Output each entry verbatim and exclude every picture from it.

━━━ Input ━━━

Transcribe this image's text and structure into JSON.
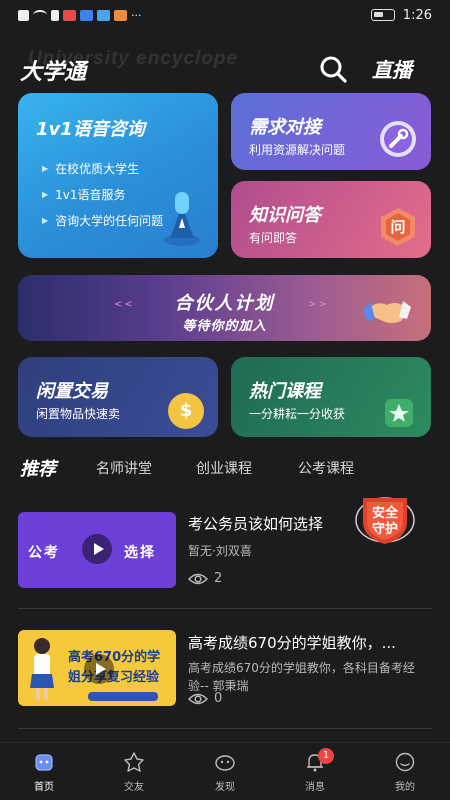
{
  "status_bar": {
    "time": "1:26",
    "more": "···"
  },
  "header": {
    "watermark": "University encyclope",
    "title": "大学通",
    "live_label": "直播"
  },
  "cards": {
    "voice": {
      "title": "1v1语音咨询",
      "items": [
        "在校优质大学生",
        "1v1语音服务",
        "咨询大学的任何问题"
      ]
    },
    "demand": {
      "title": "需求对接",
      "subtitle": "利用资源解决问题"
    },
    "knowledge": {
      "title": "知识问答",
      "subtitle": "有问即答",
      "icon_text": "问"
    },
    "partner": {
      "title": "合伙人计划",
      "subtitle": "等待你的加入"
    },
    "trade": {
      "title": "闲置交易",
      "subtitle": "闲置物品快速卖"
    },
    "course": {
      "title": "热门课程",
      "subtitle": "一分耕耘一分收获"
    }
  },
  "tabs": [
    {
      "label": "推荐",
      "active": true
    },
    {
      "label": "名师讲堂",
      "active": false
    },
    {
      "label": "创业课程",
      "active": false
    },
    {
      "label": "公考课程",
      "active": false
    }
  ],
  "articles": [
    {
      "title": "考公务员该如何选择",
      "meta": "暂无·刘双喜",
      "views": "2",
      "thumb_words": [
        "公考",
        "选择"
      ]
    },
    {
      "title": "高考成绩670分的学姐教你，...",
      "meta_line1": "高考成绩670分的学姐教你，各科目备考经",
      "meta_line2": "验-- 郭秉瑞",
      "views": "0",
      "thumb_lines": [
        "高考670分的学",
        "姐分享复习经验"
      ]
    }
  ],
  "safe_badge": {
    "line1": "安全",
    "line2": "守护"
  },
  "bottom_nav": [
    {
      "label": "首页",
      "icon": "home-icon",
      "active": true
    },
    {
      "label": "交友",
      "icon": "star-face-icon",
      "active": false
    },
    {
      "label": "发现",
      "icon": "discover-icon",
      "active": false
    },
    {
      "label": "消息",
      "icon": "bell-icon",
      "active": false,
      "badge": "1"
    },
    {
      "label": "我的",
      "icon": "profile-icon",
      "active": false
    }
  ],
  "colors": {
    "background": "#1c1c1e",
    "voice_card": "#2a8fd8",
    "demand_card": "#6b64d8",
    "knowledge_card": "#d05e8b",
    "trade_card": "#34448a",
    "course_card": "#267a5a",
    "badge_red": "#f04343"
  }
}
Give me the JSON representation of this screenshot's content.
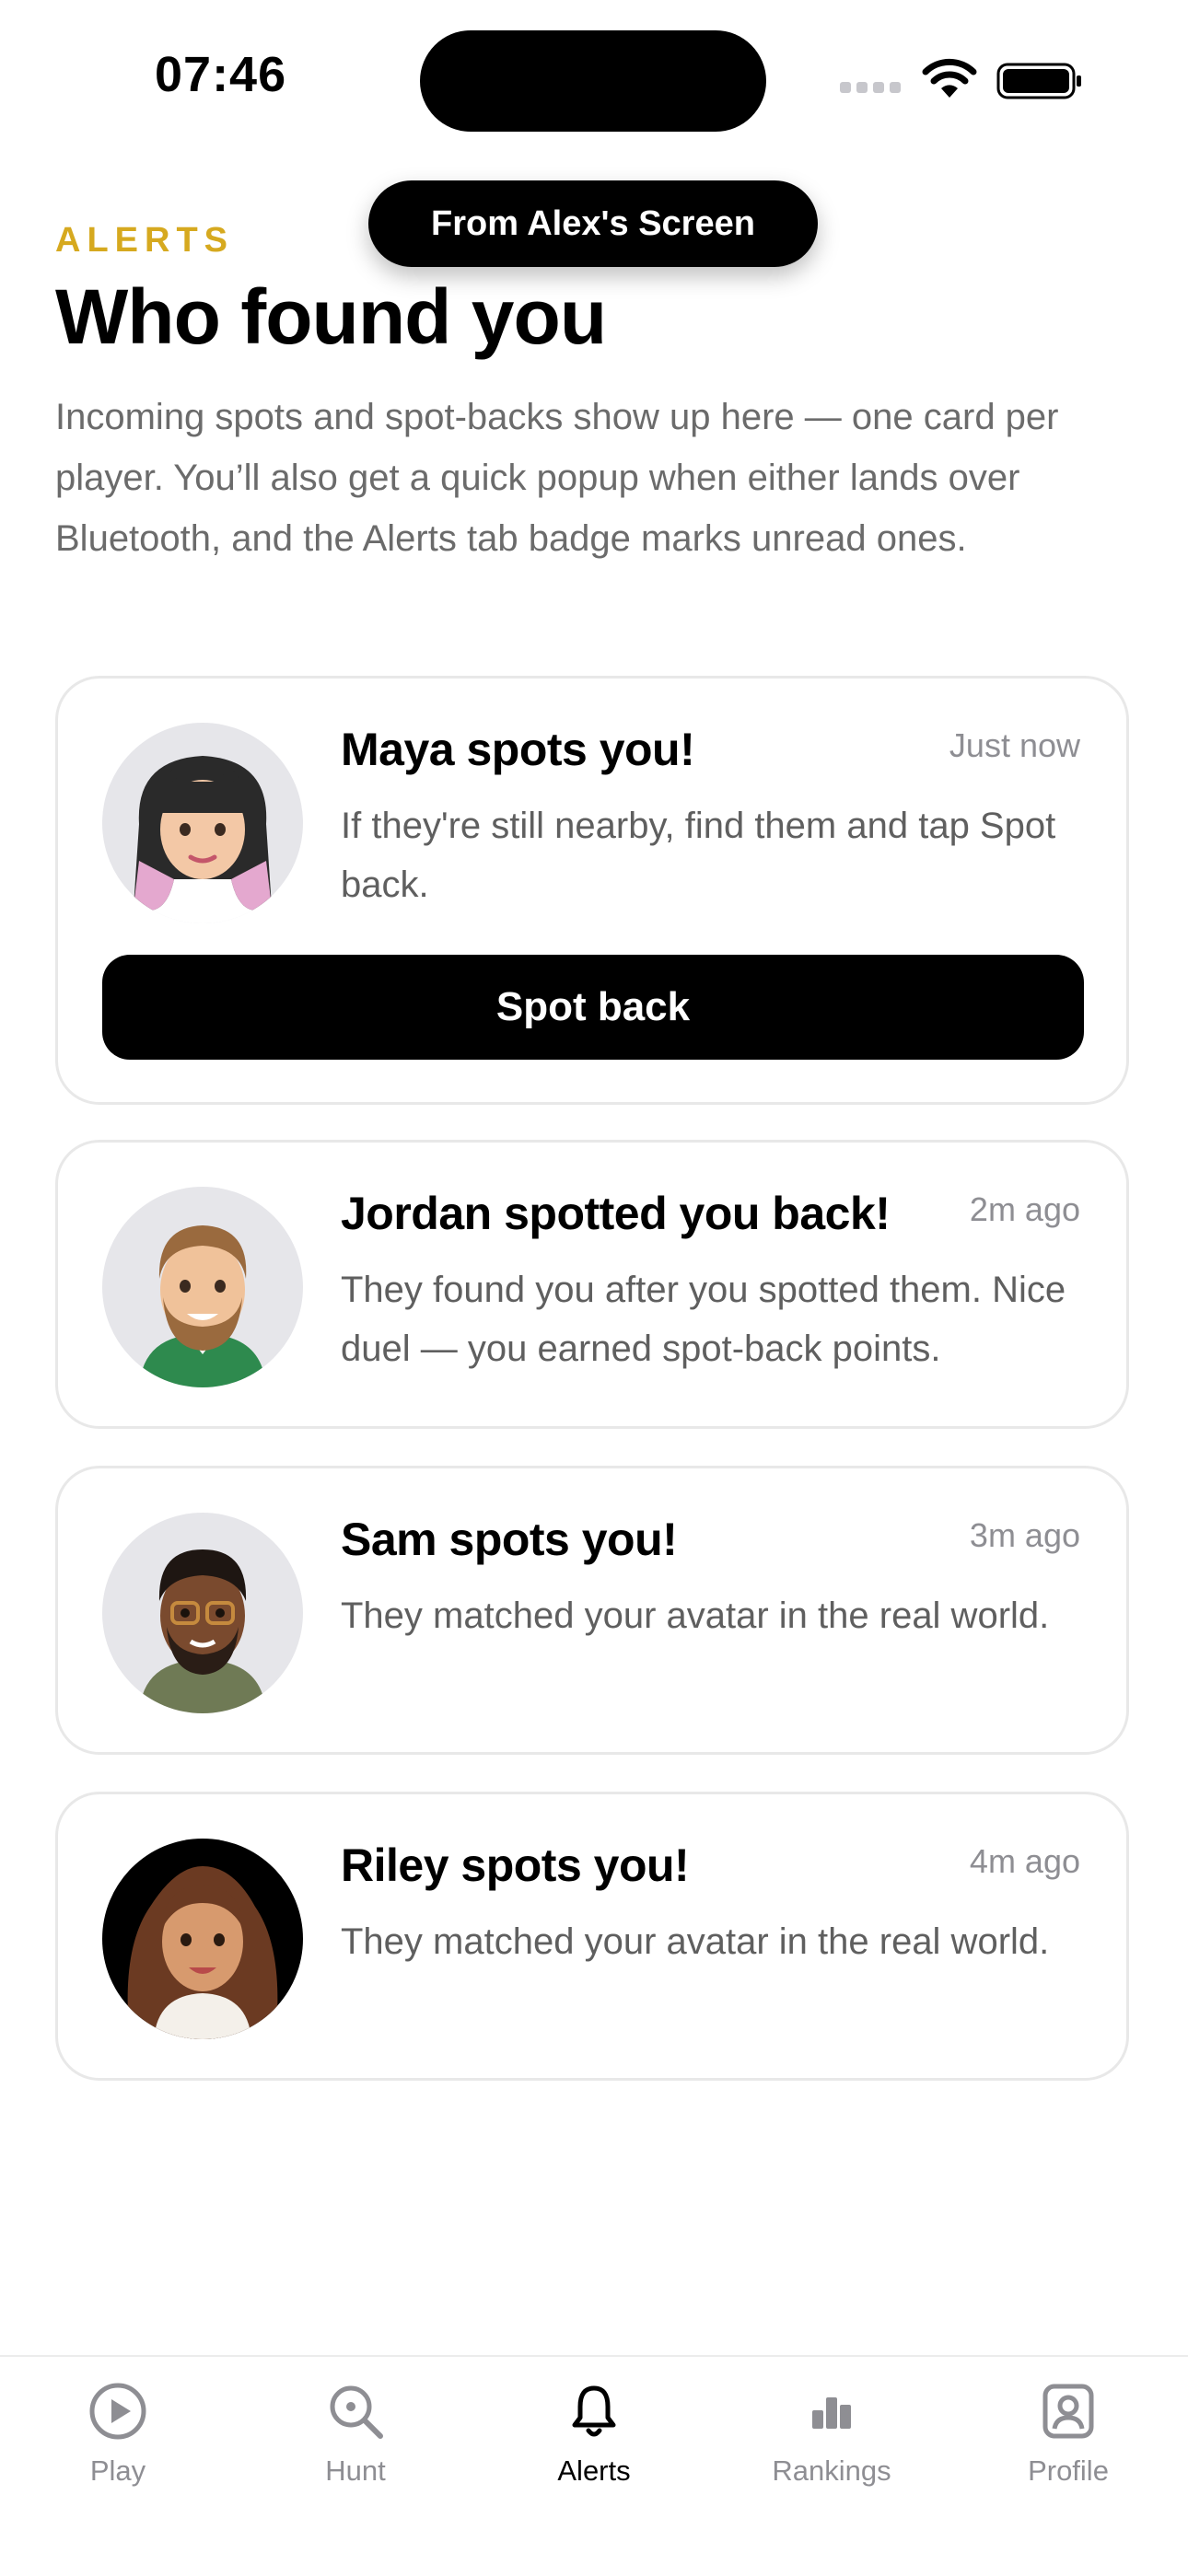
{
  "status_bar": {
    "time": "07:46"
  },
  "banner": {
    "text": "From Alex's Screen"
  },
  "header": {
    "eyebrow": "ALERTS",
    "title": "Who found you",
    "description": "Incoming spots and spot-backs show up here — one card per player. You’ll also get a quick popup when either lands over Bluetooth, and the Alerts tab badge marks unread ones."
  },
  "alerts": [
    {
      "title": "Maya spots you!",
      "time": "Just now",
      "body": "If they're still nearby, find them and tap Spot back.",
      "action_label": "Spot back",
      "avatar": "maya-avatar"
    },
    {
      "title": "Jordan spotted you back!",
      "time": "2m ago",
      "body": "They found you after you spotted them. Nice duel — you earned spot-back points.",
      "avatar": "jordan-avatar"
    },
    {
      "title": "Sam spots you!",
      "time": "3m ago",
      "body": "They matched your avatar in the real world.",
      "avatar": "sam-avatar"
    },
    {
      "title": "Riley spots you!",
      "time": "4m ago",
      "body": "They matched your avatar in the real world.",
      "avatar": "riley-avatar"
    }
  ],
  "tabbar": {
    "items": [
      {
        "label": "Play",
        "icon": "play-icon"
      },
      {
        "label": "Hunt",
        "icon": "search-icon"
      },
      {
        "label": "Alerts",
        "icon": "bell-icon",
        "active": true
      },
      {
        "label": "Rankings",
        "icon": "bar-chart-icon"
      },
      {
        "label": "Profile",
        "icon": "profile-icon"
      }
    ]
  },
  "colors": {
    "accent": "#d6a91f",
    "text": "#000000",
    "muted": "#8e8e93",
    "border": "#e8e8e8"
  }
}
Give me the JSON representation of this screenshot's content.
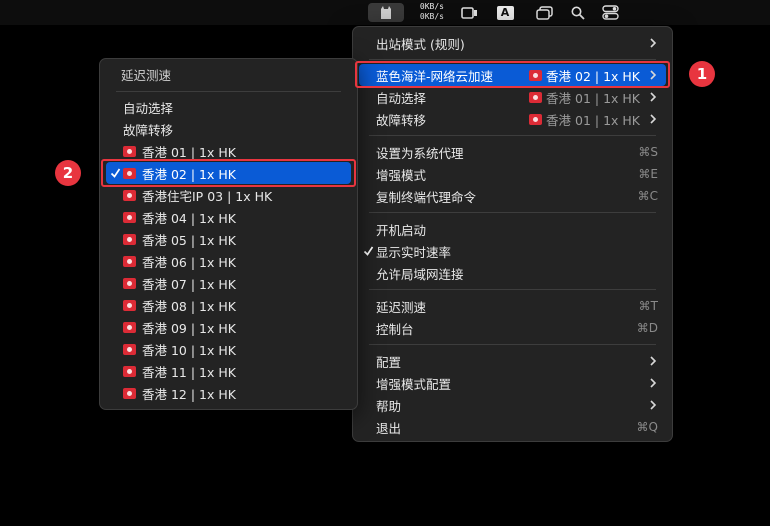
{
  "menubar": {
    "speed_up": "0KB/s",
    "speed_down": "0KB/s",
    "input_source": "A"
  },
  "main_menu": {
    "outbound_mode": {
      "label": "出站模式 (规则)"
    },
    "proxy_group": {
      "label": "蓝色海洋-网络云加速",
      "value": "香港 02 | 1x HK"
    },
    "auto_select": {
      "label": "自动选择",
      "value": "香港 01 | 1x HK"
    },
    "failover": {
      "label": "故障转移",
      "value": "香港 01 | 1x HK"
    },
    "set_system_proxy": {
      "label": "设置为系统代理",
      "shortcut": "⌘S"
    },
    "enhanced_mode": {
      "label": "增强模式",
      "shortcut": "⌘E"
    },
    "copy_terminal": {
      "label": "复制终端代理命令",
      "shortcut": "⌘C"
    },
    "launch_at_login": {
      "label": "开机启动"
    },
    "show_speed": {
      "label": "显示实时速率",
      "checked": true
    },
    "allow_lan": {
      "label": "允许局域网连接"
    },
    "latency_test": {
      "label": "延迟测速",
      "shortcut": "⌘T"
    },
    "dashboard": {
      "label": "控制台",
      "shortcut": "⌘D"
    },
    "config": {
      "label": "配置"
    },
    "enhanced_config": {
      "label": "增强模式配置"
    },
    "help": {
      "label": "帮助"
    },
    "quit": {
      "label": "退出",
      "shortcut": "⌘Q"
    }
  },
  "sub_menu": {
    "latency_test": "延迟测速",
    "auto_select": "自动选择",
    "failover": "故障转移",
    "nodes": [
      {
        "label": "香港 01 | 1x HK",
        "checked": false
      },
      {
        "label": "香港 02 | 1x HK",
        "checked": true
      },
      {
        "label": "香港住宅IP 03 | 1x HK",
        "checked": false
      },
      {
        "label": "香港 04 | 1x HK",
        "checked": false
      },
      {
        "label": "香港 05 | 1x HK",
        "checked": false
      },
      {
        "label": "香港 06 | 1x HK",
        "checked": false
      },
      {
        "label": "香港 07 | 1x HK",
        "checked": false
      },
      {
        "label": "香港 08 | 1x HK",
        "checked": false
      },
      {
        "label": "香港 09 | 1x HK",
        "checked": false
      },
      {
        "label": "香港 10 | 1x HK",
        "checked": false
      },
      {
        "label": "香港 11 | 1x HK",
        "checked": false
      },
      {
        "label": "香港 12 | 1x HK",
        "checked": false
      }
    ]
  },
  "annotations": {
    "badge1": "1",
    "badge2": "2"
  },
  "colors": {
    "highlight": "#0a5bd6",
    "annotation": "#e8353f",
    "menu_bg": "#232323"
  }
}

━━━

Written answer:
Transcribe this image's text and structure into JSON.
{
  "status_bar": {
    "time": "1:26",
    "more": "···"
  },
  "header": {
    "watermark": "University encyclope",
    "title": "大学通",
    "live_label": "直播"
  },
  "cards": {
    "voice": {
      "title": "1v1语音咨询",
      "items": [
        "在校优质大学生",
        "1v1语音服务",
        "咨询大学的任何问题"
      ]
    },
    "demand": {
      "title": "需求对接",
      "subtitle": "利用资源解决问题"
    },
    "knowledge": {
      "title": "知识问答",
      "subtitle": "有问即答",
      "icon_text": "问"
    },
    "partner": {
      "title": "合伙人计划",
      "subtitle": "等待你的加入"
    },
    "trade": {
      "title": "闲置交易",
      "subtitle": "闲置物品快速卖"
    },
    "course": {
      "title": "热门课程",
      "subtitle": "一分耕耘一分收获"
    }
  },
  "tabs": [
    {
      "label": "推荐",
      "active": true
    },
    {
      "label": "名师讲堂",
      "active": false
    },
    {
      "label": "创业课程",
      "active": false
    },
    {
      "label": "公考课程",
      "active": false
    }
  ],
  "articles": [
    {
      "title": "考公务员该如何选择",
      "meta": "暂无·刘双喜",
      "views": "2",
      "thumb_words": [
        "公考",
        "选择"
      ]
    },
    {
      "title": "高考成绩670分的学姐教你，...",
      "meta_line1": "高考成绩670分的学姐教你，各科目备考经",
      "meta_line2": "验-- 郭秉瑞",
      "views": "0",
      "thumb_lines": [
        "高考670分的学",
        "姐分享复习经验"
      ]
    }
  ],
  "safe_badge": {
    "line1": "安全",
    "line2": "守护"
  },
  "bottom_nav": [
    {
      "label": "首页",
      "icon": "home-icon",
      "active": true
    },
    {
      "label": "交友",
      "icon": "star-face-icon",
      "active": false
    },
    {
      "label": "发现",
      "icon": "discover-icon",
      "active": false
    },
    {
      "label": "消息",
      "icon": "bell-icon",
      "active": false,
      "badge": "1"
    },
    {
      "label": "我的",
      "icon": "profile-icon",
      "active": false
    }
  ],
  "colors": {
    "background": "#1c1c1e",
    "voice_card": "#2a8fd8",
    "demand_card": "#6b64d8",
    "knowledge_card": "#d05e8b",
    "trade_card": "#34448a",
    "course_card": "#267a5a",
    "badge_red": "#f04343"
  }
}
Give me the JSON representation of this screenshot's content.
{
  "status_bar": {
    "time": "07:46"
  },
  "banner": {
    "text": "From Alex's Screen"
  },
  "header": {
    "eyebrow": "ALERTS",
    "title": "Who found you",
    "description": "Incoming spots and spot-backs show up here — one card per player. You’ll also get a quick popup when either lands over Bluetooth, and the Alerts tab badge marks unread ones."
  },
  "alerts": [
    {
      "title": "Maya spots you!",
      "time": "Just now",
      "body": "If they're still nearby, find them and tap Spot back.",
      "action_label": "Spot back",
      "avatar": "maya-avatar"
    },
    {
      "title": "Jordan spotted you back!",
      "time": "2m ago",
      "body": "They found you after you spotted them. Nice duel — you earned spot-back points.",
      "avatar": "jordan-avatar"
    },
    {
      "title": "Sam spots you!",
      "time": "3m ago",
      "body": "They matched your avatar in the real world.",
      "avatar": "sam-avatar"
    },
    {
      "title": "Riley spots you!",
      "time": "4m ago",
      "body": "They matched your avatar in the real world.",
      "avatar": "riley-avatar"
    }
  ],
  "tabbar": {
    "items": [
      {
        "label": "Play",
        "icon": "play-icon"
      },
      {
        "label": "Hunt",
        "icon": "search-icon"
      },
      {
        "label": "Alerts",
        "icon": "bell-icon",
        "active": true
      },
      {
        "label": "Rankings",
        "icon": "bar-chart-icon"
      },
      {
        "label": "Profile",
        "icon": "profile-icon"
      }
    ]
  },
  "colors": {
    "accent": "#d6a91f",
    "text": "#000000",
    "muted": "#8e8e93",
    "border": "#e8e8e8"
  }
}
Give me the JSON representation of this screenshot's content.
{
  "menubar": {
    "speed_up": "0KB/s",
    "speed_down": "0KB/s",
    "input_source": "A"
  },
  "main_menu": {
    "outbound_mode": {
      "label": "出站模式 (规则)"
    },
    "proxy_group": {
      "label": "蓝色海洋-网络云加速",
      "value": "香港 02 | 1x HK"
    },
    "auto_select": {
      "label": "自动选择",
      "value": "香港 01 | 1x HK"
    },
    "failover": {
      "label": "故障转移",
      "value": "香港 01 | 1x HK"
    },
    "set_system_proxy": {
      "label": "设置为系统代理",
      "shortcut": "⌘S"
    },
    "enhanced_mode": {
      "label": "增强模式",
      "shortcut": "⌘E"
    },
    "copy_terminal": {
      "label": "复制终端代理命令",
      "shortcut": "⌘C"
    },
    "launch_at_login": {
      "label": "开机启动"
    },
    "show_speed": {
      "label": "显示实时速率",
      "checked": true
    },
    "allow_lan": {
      "label": "允许局域网连接"
    },
    "latency_test": {
      "label": "延迟测速",
      "shortcut": "⌘T"
    },
    "dashboard": {
      "label": "控制台",
      "shortcut": "⌘D"
    },
    "config": {
      "label": "配置"
    },
    "enhanced_config": {
      "label": "增强模式配置"
    },
    "help": {
      "label": "帮助"
    },
    "quit": {
      "label": "退出",
      "shortcut": "⌘Q"
    }
  },
  "sub_menu": {
    "latency_test": "延迟测速",
    "auto_select": "自动选择",
    "failover": "故障转移",
    "nodes": [
      {
        "label": "香港 01 | 1x HK",
        "checked": false
      },
      {
        "label": "香港 02 | 1x HK",
        "checked": true
      },
      {
        "label": "香港住宅IP 03 | 1x HK",
        "checked": false
      },
      {
        "label": "香港 04 | 1x HK",
        "checked": false
      },
      {
        "label": "香港 05 | 1x HK",
        "checked": false
      },
      {
        "label": "香港 06 | 1x HK",
        "checked": false
      },
      {
        "label": "香港 07 | 1x HK",
        "checked": false
      },
      {
        "label": "香港 08 | 1x HK",
        "checked": false
      },
      {
        "label": "香港 09 | 1x HK",
        "checked": false
      },
      {
        "label": "香港 10 | 1x HK",
        "checked": false
      },
      {
        "label": "香港 11 | 1x HK",
        "checked": false
      },
      {
        "label": "香港 12 | 1x HK",
        "checked": false
      }
    ]
  },
  "annotations": {
    "badge1": "1",
    "badge2": "2"
  },
  "colors": {
    "highlight": "#0a5bd6",
    "annotation": "#e8353f",
    "menu_bg": "#232323"
  }
}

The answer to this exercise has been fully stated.